WHAT IS EXPECTED
Repeat each entry word for word. Leave any images out of the copy.

THE INPUT
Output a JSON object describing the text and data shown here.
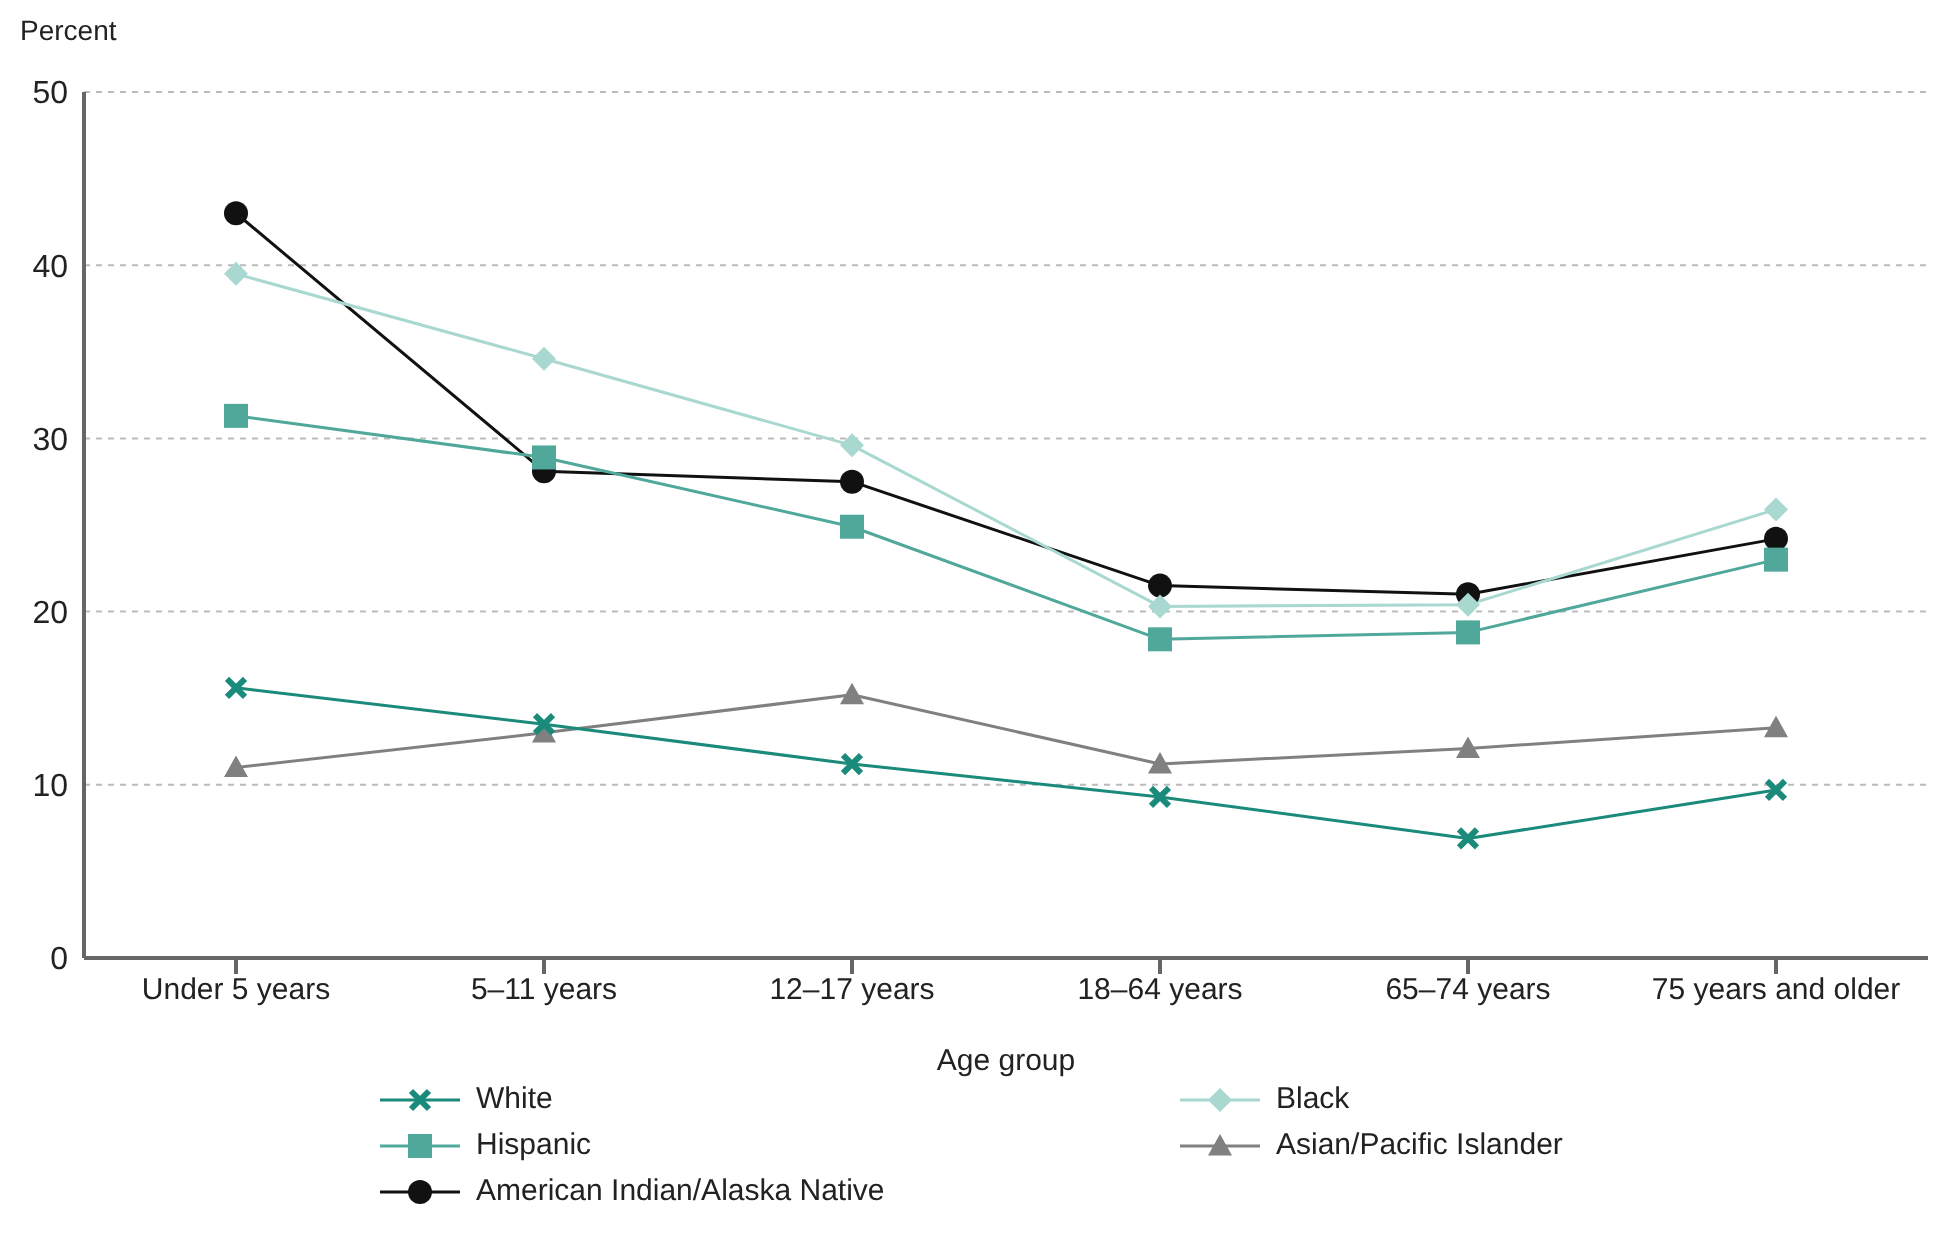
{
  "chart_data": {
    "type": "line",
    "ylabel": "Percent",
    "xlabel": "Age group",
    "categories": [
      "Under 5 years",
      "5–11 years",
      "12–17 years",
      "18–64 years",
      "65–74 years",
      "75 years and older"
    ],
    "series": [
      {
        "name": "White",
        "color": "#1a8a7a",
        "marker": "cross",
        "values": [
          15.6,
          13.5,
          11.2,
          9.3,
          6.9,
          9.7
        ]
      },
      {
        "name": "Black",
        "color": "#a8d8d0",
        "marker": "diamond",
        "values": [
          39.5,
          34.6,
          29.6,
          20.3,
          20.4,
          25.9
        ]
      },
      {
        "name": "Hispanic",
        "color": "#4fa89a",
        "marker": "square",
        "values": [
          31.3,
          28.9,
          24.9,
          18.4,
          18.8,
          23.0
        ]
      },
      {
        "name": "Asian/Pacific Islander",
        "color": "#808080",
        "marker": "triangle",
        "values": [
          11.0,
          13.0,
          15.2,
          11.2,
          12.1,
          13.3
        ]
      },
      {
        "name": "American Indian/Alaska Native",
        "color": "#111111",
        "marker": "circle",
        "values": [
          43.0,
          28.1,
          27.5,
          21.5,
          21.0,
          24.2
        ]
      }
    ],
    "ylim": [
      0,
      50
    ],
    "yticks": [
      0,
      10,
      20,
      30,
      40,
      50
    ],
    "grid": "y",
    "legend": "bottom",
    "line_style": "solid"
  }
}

THE OUTPUT
Output a JSON object describing the text and data shown here.
{
  "chart_data": {
    "type": "line",
    "ylabel": "Percent",
    "xlabel": "Age group",
    "categories": [
      "Under 5 years",
      "5–11 years",
      "12–17 years",
      "18–64 years",
      "65–74 years",
      "75 years and older"
    ],
    "series": [
      {
        "name": "White",
        "color": "#1a8a7a",
        "marker": "cross",
        "values": [
          15.6,
          13.5,
          11.2,
          9.3,
          6.9,
          9.7
        ]
      },
      {
        "name": "Black",
        "color": "#a8d8d0",
        "marker": "diamond",
        "values": [
          39.5,
          34.6,
          29.6,
          20.3,
          20.4,
          25.9
        ]
      },
      {
        "name": "Hispanic",
        "color": "#4fa89a",
        "marker": "square",
        "values": [
          31.3,
          28.9,
          24.9,
          18.4,
          18.8,
          23.0
        ]
      },
      {
        "name": "Asian/Pacific Islander",
        "color": "#808080",
        "marker": "triangle",
        "values": [
          11.0,
          13.0,
          15.2,
          11.2,
          12.1,
          13.3
        ]
      },
      {
        "name": "American Indian/Alaska Native",
        "color": "#111111",
        "marker": "circle",
        "values": [
          43.0,
          28.1,
          27.5,
          21.5,
          21.0,
          24.2
        ]
      }
    ],
    "ylim": [
      0,
      50
    ],
    "yticks": [
      0,
      10,
      20,
      30,
      40,
      50
    ],
    "grid": "y",
    "legend": "bottom",
    "line_style": "solid"
  }
}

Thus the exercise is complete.